Extrait à lire:
○ ○ ○ ○ ○ ○ ○

En méditant ces textes, une question m’est venue à l’esprit : y a-t-il vraiment une différence entre le fait d’être un motard chrétien ou le fait d’être un motard « tout court » ? Autrement dit, notre foi chrétienne change-t-elle quelque chose dans notre manière de conduire et de nous comporter sur la route ? Moi, je pense que si nous voulons vraiment vivre en disciples de Jésus-Christ, alors, oui, cela peut changer nos comportements. Nous ne sommes pas meilleurs que les autres, mais l’Esprit Saint nous aide à changer si nous nous laissons éclairer par la Parole de Dieu et si nous nous engageons à suivre Jésus.
D’abord, rappelons ce que signifie être un disciple de Jésus-Christ.
C’est croire que Jésus est vraiment Dieu qui s’est fait homme pour sauver l’humanité.
C’est croire qu’après avoir été exécuté sur la croix, Dieu l’a ressuscité des morts et qu’il est toujours vivant.
C’est croire, aussi, que si nous mettons notre foi en lui, nous sommes libérés du mal et qu’il nous fait entrer dans sa vie, une vie plus forte que la mort.
Quand on est motard, on mesure sans doute plus que quiconque le prix de la vie. En voiture, on se croit davantage en sécurité, mais à moto, on est plus conscient des risques, des dangers de la route. On est aussi davantage sensible à ceux qui meurent dans un accident même si on ne les connaît pas. Nous le voyons clairement à la chapelle mémorielle de Porcaro, lieu de recueillement et de prière pour les motards défunts, où ils sont considérés par les motards comme des frères et sœurs.
Notre foi de chrétiens nous donne l’espérance indéfectible que leur vie est entre les mains du Seigneur, lui qui a vaincu la mort. Ils auront à rendre compte de ce qu’ils ont fait durant leur vie, mais ils seront jugés sur l’amour qu’ils ont manifesté. C’est Jésus qui nous a promis cela. Et donc, que leur mort ne les conduit pas au néant, mais à une vie bienheureuse avec Dieu et avec ceux qu’ils ont aimés et qui les ont aimés. C’est au nom de cette espérance que nous prions pour eux et pour leurs familles aujourd’hui.
Être disciple du Christ, c’est donc déjà être habité par cette espérance qui nous fait voir la vie sous un jour nouveau. Le comédien Thierry BIZOT qui a retrouvé la foi après des années d’incroyance a écrit : « Un nouveau soleil venait d’apparaître dans ma galaxie, me forçant à reconsidérer toutes mes valeurs sous ce nouveau jour, m’apportant un bonheur indiscutable. » (CATHOLIQUE ANONYME, 2008)
Ce bonheur de voir la vie sous un nouveau jour nous fait contempler la nature en y reconnaissant l’amour de Dieu qui a voulu que tout soit beau et nous rende heureux. On se ressource en regardant la nature, en contemplant la mer qui est devant nous. Quand on est à moto, on est plus en lien avec la nature que lorsqu’on circule en voiture !
Oui, il y a du bonheur à avoir la foi et à vivre en chrétien, mais c’est aussi un engagement de toute la vie ! On ne peut pas être chrétien le dimanche et pas en semaine ! On ne peut pas être chrétien dans la vie courante et pas sur sa moto !
C’est pourquoi je vois encore deux autres appels que vous pouvez recevoir comme motards dans les textes que nous avons entendus.

○ ○ ○ ○ ○ ○ ○

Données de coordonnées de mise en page

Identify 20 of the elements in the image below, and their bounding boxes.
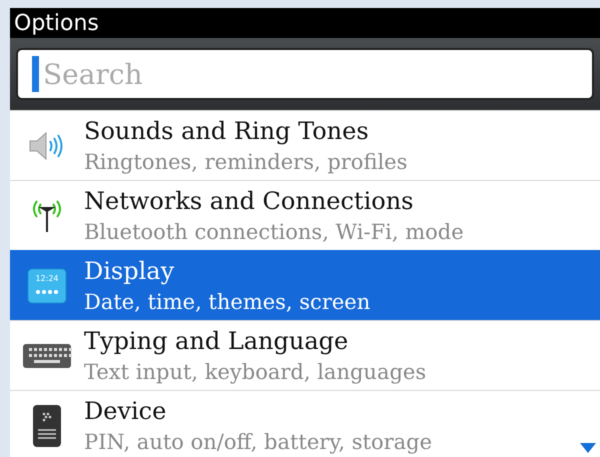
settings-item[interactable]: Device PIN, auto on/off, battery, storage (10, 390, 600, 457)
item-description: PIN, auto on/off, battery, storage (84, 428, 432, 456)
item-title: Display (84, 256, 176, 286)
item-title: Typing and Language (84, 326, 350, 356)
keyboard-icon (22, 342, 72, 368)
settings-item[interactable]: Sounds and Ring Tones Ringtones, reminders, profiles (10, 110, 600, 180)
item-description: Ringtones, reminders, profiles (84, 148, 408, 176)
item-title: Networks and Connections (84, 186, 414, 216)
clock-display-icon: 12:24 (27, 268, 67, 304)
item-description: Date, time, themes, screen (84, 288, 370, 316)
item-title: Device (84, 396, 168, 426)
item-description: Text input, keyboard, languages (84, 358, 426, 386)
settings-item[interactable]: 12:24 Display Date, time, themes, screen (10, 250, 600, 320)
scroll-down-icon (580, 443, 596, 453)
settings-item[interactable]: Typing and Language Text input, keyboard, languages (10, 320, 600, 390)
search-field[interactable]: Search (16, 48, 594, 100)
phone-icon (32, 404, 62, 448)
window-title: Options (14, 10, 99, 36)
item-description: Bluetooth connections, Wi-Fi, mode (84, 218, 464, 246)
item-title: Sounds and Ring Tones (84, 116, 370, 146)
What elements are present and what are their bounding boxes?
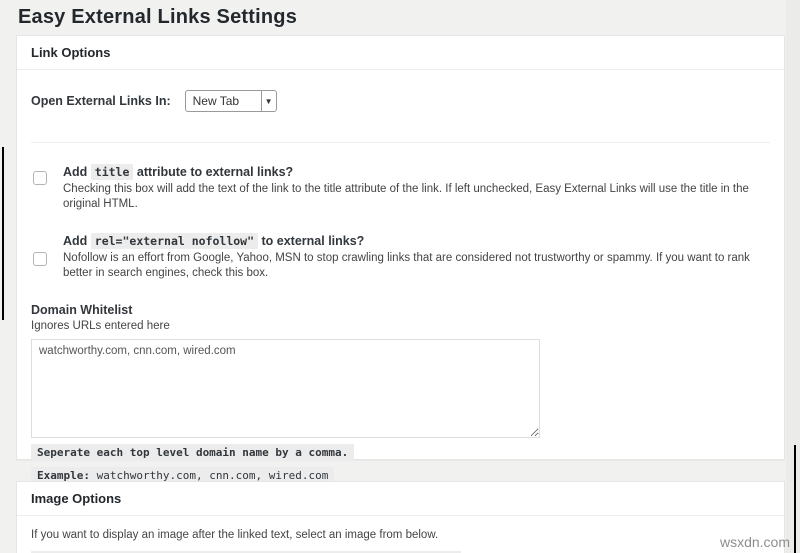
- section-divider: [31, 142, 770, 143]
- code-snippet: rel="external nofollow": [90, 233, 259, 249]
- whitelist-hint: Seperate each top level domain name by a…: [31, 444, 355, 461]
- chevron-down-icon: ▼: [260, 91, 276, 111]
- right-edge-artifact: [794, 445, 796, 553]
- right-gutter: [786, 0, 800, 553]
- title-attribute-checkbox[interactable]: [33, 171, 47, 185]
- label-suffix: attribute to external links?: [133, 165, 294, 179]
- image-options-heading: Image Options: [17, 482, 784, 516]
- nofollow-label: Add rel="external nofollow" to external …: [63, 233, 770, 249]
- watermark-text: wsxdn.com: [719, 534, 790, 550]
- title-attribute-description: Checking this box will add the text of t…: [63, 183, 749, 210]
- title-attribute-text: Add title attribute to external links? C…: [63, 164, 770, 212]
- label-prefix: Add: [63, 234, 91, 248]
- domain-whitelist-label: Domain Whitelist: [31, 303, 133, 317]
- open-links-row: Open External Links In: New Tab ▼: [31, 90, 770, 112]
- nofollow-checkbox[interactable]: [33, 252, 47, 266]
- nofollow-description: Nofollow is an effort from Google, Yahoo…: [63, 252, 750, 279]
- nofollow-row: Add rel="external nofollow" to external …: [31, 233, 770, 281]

○ ○ ○ ○ ○ ○ ○

Consignes de l'exercice:
1 - Indiquez si chacune des affirmations suivantes concorde avec l'extrait sur les motards chrétiens. Répondez par oui ou non, avec les mots de l'extrait qui tranchent, cités tels quels.
(a) Selon l'extrait, les motards chrétiens sont meilleurs que les autres.
(b) La chapelle mémorielle de Porcaro est présentée comme un lieu de recueillement et de prière pour les motards défunts.
(c) D'après l'extrait, on est plus conscient des risques de la route en voiture qu'à moto.
2 - Poursuivez l'extrait sur les motards chrétiens en reprenant juste après sa dernière phrase.

Réponses attendues:
1 -
(a) Non : « Nous ne sommes pas meilleurs que les autres ».
(b) Oui : « lieu de recueillement et de prière pour les motards défunts ».
(c) Non : « à moto, on est plus conscient des risques, des dangers de la route ».

2 -
Être motard donne un sentiment de liberté, plus encore que de conduire une voiture. Peut-être justement par ce contact plus fort avec la nature, avec les aléas climatiques, mais aussi cette joie de se balader à moto, seul ou avec d’autres. Saint Paul, dans la deuxième lecture, nous dit : « Mais que cette liberté ne soit pas un prétexte pour votre égoïsme ; au contraire, mettez-vous, par amour, au service les uns des autres. »
De fait, il existe une solidarité entre motards, notamment pour aider celui qui a un problème mécanique ou autre. Comme chrétien, ce service n’est pas une option. C’est un devoir comme Jésus l’a dit : « Tout ce que vous faites au plus petit d’entre les miens, c’est à moi que vous le faites. » (Cf Mt 25, 40) Et cela suppose une grande disponibilité comme Jésus l’exprime dans l’Évangile de ce jour où il appelle certains à le suivre, mais les gens sont retenus par toutes sortes de liens matériels ou affectifs. Ils ne sont pas disponibles. Notre foi nous appelle à être disponibles à ceux qui en ont besoin, même si cela nous dérange.
Cette solidarité est à vivre aussi en dehors des trajets à moto, dans un contexte actuel très individualiste comme le soulignent les sociologues. Les motards donnent, eux, plutôt le témoignage d’une attention à l’autre. Même lorsque l’on se donne simplement un petit signe en se croisant, cela contribue à se sentir plus frères et sœurs. Être motard peut aider à développer une plus grande fraternité, entre Français, mais aussi avec les motards d’autres pays que nous croisons lors de nos périples, et dont certains sont présents aujourd’hui.
Cette tentation à l’égoïsme pourrait se vivre aussi dans notre manière de conduire, lorsque nous sommes tentés par l’imprudence, grisés par l’accélération, par la vitesse. Si nous ne sommes pas vigilants, nous nous mettons nous même en danger, mais nous mettons aussi les autres en danger. Ou encore si nous conduisons sous l’emprise de l’alcool ou de la drogue. Se mettre par amour au service les uns des autres, comme nous y invite saint Paul, c’est aussi être prudent et respectueux des autres sur la route.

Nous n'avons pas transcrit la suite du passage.